PROVIDED PASSAGE>
These recent findings from the study of cancer methylomes draw parallels with our understanding of CGI hypermethylation during normal development which, most evidence suggests, occurs at genes already repressed through other mechanisms [83, 84]. As noted above, the hypermethylation of CGIs on the Xi in female cells occurs after genes have already been silenced [57, 58]. Mice deficient for the de novo methyltransferases initiate X-inactivation normally [60] and genetic deletion of Dnmt1 does not preclude X-inactivation but instead results in sporadic reactivation of the Xi later in development [59]. Repression of the paternal copy of the imprinted Meg3 (Gtl2) promoter in mouse development occurs prior to its hypermethylation [85]. The CGI promoter of the pluripotency associated transcription factor Oct-3/4 is also silenced before becoming hypermethylated during differentiation and functional studies implicate hypermethylation in stabilising its silencing [86, 87]. It is repressed gene promoters that become hypermethylated during the in vitro differentiation of mouse ES cells [88] and silencing of a transgene in chicken erythroid cells precedes its hypermethylation [89]. A stabilising role for CGI hypermethylation is also supported by observations that DNA methylation represents a barrier to the reprogramming of somatic cell types to induced pluripotent stem cells (iPS cells) [90] and that its ablation increases reprogramming efficiency [91]. Taken together, findings from the study of cancer methylomes put cancer-associated aberrant CGI hypermethylation in a similar framework to CGI hypermethylation in normal development, as a largely secondary event (Figure 2B).
DO EPIGENETIC EVENTS IN CANCER FOLLOW A DRIVER AND PASSENGER MODEL?

INFORMATION SHOWN>
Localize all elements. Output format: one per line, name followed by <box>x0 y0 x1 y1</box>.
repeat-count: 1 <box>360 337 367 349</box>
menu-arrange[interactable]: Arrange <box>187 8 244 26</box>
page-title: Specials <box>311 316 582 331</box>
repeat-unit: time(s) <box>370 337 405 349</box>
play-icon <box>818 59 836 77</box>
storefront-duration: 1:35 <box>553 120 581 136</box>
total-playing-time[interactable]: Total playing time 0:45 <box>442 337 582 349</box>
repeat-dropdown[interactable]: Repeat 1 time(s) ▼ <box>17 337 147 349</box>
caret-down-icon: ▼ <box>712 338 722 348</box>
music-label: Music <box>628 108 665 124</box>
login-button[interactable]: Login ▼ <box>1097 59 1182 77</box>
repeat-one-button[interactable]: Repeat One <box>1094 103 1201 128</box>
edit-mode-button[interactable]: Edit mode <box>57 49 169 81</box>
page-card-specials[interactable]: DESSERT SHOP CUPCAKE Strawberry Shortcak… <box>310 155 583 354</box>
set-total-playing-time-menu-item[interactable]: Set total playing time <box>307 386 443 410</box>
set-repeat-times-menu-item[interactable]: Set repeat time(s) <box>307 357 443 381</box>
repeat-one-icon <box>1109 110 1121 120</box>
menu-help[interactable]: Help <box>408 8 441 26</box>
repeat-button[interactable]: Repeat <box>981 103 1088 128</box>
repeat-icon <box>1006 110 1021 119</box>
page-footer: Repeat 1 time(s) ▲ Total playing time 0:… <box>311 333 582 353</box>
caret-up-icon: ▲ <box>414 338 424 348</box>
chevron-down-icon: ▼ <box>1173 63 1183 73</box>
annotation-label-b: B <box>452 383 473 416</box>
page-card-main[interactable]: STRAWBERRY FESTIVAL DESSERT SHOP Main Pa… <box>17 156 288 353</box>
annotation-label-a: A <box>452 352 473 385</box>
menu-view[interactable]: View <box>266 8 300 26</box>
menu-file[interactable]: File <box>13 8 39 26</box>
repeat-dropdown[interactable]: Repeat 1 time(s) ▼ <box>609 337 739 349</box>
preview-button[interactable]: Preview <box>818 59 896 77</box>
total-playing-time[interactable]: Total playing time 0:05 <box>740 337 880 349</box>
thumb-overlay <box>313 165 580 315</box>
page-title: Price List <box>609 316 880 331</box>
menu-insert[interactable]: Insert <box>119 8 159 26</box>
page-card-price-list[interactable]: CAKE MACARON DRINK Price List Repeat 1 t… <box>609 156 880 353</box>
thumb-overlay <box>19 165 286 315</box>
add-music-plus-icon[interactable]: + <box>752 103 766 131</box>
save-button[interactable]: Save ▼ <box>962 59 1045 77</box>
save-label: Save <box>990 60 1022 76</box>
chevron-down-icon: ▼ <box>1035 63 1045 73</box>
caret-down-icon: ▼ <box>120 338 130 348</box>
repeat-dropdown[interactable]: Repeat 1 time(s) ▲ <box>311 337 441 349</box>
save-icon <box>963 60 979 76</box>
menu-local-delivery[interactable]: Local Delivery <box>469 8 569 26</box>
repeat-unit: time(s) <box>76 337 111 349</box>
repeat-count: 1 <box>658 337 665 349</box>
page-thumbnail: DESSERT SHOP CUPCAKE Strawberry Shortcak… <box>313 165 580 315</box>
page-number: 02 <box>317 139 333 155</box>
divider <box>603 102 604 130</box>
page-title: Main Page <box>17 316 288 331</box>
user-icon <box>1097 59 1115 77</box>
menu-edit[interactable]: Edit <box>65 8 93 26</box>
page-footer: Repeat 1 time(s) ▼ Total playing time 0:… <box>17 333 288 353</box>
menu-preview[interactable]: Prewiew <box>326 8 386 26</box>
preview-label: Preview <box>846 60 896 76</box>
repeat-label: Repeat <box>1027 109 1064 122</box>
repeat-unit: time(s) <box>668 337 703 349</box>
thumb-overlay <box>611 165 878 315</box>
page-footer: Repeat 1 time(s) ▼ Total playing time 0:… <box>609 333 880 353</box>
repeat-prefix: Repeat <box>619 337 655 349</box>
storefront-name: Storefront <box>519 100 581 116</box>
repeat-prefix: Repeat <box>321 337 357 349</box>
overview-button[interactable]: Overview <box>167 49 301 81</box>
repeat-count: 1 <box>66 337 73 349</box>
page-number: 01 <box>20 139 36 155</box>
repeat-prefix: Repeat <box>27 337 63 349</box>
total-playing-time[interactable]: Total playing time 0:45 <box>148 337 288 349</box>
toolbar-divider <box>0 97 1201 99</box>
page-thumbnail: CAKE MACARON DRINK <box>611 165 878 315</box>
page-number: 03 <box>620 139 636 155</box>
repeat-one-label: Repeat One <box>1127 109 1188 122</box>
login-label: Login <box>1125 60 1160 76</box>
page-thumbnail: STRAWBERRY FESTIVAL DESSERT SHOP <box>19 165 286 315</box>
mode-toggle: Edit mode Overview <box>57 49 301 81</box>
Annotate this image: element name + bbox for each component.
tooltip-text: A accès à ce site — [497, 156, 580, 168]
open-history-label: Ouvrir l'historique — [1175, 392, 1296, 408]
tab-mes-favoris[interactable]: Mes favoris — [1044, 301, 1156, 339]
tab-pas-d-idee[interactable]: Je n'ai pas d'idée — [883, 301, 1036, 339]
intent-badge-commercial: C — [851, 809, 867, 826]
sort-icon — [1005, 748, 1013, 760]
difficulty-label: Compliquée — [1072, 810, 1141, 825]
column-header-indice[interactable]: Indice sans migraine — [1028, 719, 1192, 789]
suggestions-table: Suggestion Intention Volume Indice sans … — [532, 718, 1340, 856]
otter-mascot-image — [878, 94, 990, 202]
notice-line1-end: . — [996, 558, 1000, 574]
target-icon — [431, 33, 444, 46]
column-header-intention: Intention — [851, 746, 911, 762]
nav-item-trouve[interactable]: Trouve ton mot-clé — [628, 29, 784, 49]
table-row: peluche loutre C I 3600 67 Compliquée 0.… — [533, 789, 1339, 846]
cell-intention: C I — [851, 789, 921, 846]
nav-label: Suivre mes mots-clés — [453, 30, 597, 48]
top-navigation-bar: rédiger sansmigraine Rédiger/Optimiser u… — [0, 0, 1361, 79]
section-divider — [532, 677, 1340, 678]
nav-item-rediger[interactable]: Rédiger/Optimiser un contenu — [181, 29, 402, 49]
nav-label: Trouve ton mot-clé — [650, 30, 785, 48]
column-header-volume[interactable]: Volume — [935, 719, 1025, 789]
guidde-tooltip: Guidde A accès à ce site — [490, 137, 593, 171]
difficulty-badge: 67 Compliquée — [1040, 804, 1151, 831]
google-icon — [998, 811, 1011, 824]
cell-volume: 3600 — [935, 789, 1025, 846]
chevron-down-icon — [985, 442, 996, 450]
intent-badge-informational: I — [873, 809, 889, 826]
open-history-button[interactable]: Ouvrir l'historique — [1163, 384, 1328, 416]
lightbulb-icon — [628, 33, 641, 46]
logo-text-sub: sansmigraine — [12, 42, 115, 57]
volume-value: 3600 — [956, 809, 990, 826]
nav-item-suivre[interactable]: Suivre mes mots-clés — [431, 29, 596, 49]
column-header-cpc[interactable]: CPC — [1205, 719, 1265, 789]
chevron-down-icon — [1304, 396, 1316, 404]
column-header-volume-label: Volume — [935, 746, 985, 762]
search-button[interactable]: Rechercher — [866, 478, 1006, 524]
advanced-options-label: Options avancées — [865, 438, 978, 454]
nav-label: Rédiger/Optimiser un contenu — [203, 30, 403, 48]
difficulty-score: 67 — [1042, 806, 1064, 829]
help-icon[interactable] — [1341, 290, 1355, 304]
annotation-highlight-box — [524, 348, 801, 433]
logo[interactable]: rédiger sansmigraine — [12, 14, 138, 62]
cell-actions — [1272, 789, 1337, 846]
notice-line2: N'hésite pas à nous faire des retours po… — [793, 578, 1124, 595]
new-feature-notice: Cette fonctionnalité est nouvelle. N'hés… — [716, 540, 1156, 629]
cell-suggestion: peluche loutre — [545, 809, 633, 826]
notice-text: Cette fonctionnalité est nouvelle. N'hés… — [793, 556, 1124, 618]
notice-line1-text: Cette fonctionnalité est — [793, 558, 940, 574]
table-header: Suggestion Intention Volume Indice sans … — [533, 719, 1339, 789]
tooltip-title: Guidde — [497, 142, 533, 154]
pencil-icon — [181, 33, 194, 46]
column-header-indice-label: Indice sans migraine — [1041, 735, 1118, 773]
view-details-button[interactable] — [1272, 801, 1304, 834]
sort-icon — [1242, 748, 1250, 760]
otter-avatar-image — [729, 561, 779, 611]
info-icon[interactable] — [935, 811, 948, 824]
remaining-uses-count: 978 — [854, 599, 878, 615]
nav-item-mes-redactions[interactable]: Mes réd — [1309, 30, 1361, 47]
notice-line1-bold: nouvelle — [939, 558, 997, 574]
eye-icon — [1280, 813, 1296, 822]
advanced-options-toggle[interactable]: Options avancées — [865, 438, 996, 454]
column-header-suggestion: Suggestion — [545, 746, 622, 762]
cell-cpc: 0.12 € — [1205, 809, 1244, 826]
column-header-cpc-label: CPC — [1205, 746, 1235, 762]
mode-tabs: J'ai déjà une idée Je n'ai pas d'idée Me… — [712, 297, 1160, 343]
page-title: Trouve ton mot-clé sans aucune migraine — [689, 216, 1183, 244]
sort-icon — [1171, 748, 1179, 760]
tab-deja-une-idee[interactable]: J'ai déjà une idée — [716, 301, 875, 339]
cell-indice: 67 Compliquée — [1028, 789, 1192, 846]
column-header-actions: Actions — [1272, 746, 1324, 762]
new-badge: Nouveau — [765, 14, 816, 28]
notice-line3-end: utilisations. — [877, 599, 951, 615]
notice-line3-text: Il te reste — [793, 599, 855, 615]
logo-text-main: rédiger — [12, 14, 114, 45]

TASKS TO PERFORM>
**A)** List every cell type named in the passage on CGI hypermethylation.
**B)** Continue the passage on CGI hypermethylation with the section under its last heading.

ANSWERS FOR THE EXERCISE>
**A)** female cells; mouse ES cells; chicken erythroid cells; somatic cell types; induced pluripotent stem cells (iPS cells)

**B)**
Although the analysis of cancer methylomes demonstrates that the vast majority of genes whose CGI promoters become hypermethylated in cancer are repressed prior to hypermethylation, the possibility remains that occasionally active genes become hypermethylated and repressed (Figure 2). Such genes have been termed epigenetic drivers [92, 93] and the bulk of hypermethylated genes, which are repressed in normal untransformed tissue, are hence termed passengers, a nomenclature adopted from studies of the mutational structure of cancer genomes [94]. The integrative analyses described above do not exclude the possibility that a small proportion of hypermethylated genes might be active in the tissue of origin [40, 76] and one study has suggested that a significant proportion of genes hypermethylated in an osteosarcoma cell line are active in normal cells [82]. The estimation of the exact proportion of normally active genes that are aberrantly hypermethylated in cancer is, however, complicated by a number of issues. First, normal tissues consist of a heterogenous mix of cell types and cancers often originate from rare cell populations, and therefore, the bulk expression profile of a normal tissue might not be representative of a cancer's cell of origin [95]. Second, in these analyses, one measurement of expression level is generally used for the whole gene. The existence of alternative promoters, however, means that hypermethylation of an apparently active gene may actually occur at an inactive promoter, as has been described for APC in gastric cancer [96]. Clarification of this situation will require the analysis of rigorously purified cell populations using techniques that measure promoter transcriptional activity, such as CAGE [97], and carefully constructed bioinformatic analysis pipelines which focus on promoters rather than whole genes.
The strong phenotype of cancer predisposition genes which are also hypermethylated [32, 33] demonstrates that they must be expressed in the affected normal tissues. A key question in these cases is whether their aberrant hypermethylation is also secondary? The potential primary repressive event would have to occur abnormally rather than as part of normal development, as is the case for the majority of aberrantly hypermethylated genes. MLH1 is frequently hypermethylated in colorectal tumours with a CIMP phenotype [76] supporting the possibility that MLH1 becomes hypermethylated through the same mechanism affecting passenger genes. BRCA1 is repressed in sporadic breast cancer in the absence of hypermethylation [47] suggesting that it too could be repressed prior to hypermethylation. Silencing of BRCA1 in cell lines can be initiated by the transcription factors SNAI1 and SNAI2 (Snail and Slug, respectively) in partnership with the histone lysine demethylase LSD1 [98]. An interesting example is CDKN2A which is frequently hypermethylated in a variety of tumour types [99]. CDKN2A is normally only expressed in cells following replicative or oncogenic stress and it remains silent in most normal cells [100]. This suggests the possibility that the gene could become hypermethylated prior to transformation. CDKN2A is normally repressed by polycomb repressive complexes (PRCs) [101, 102] which have been implicated as part of the mechanism associated with aberrant hypermethylation (see below). Furthermore, after reactivation following genetic knockout of DNMT1 and DNMT3B in a colon cancer cell line, CDKN2A is silenced before DNA hypermethylation is re-established [103] and CDNK2A silencing also occurs prior to hypermethylation in colonies of human mammary epithelial cells (HMECs) that escape replicative arrest in culture [104].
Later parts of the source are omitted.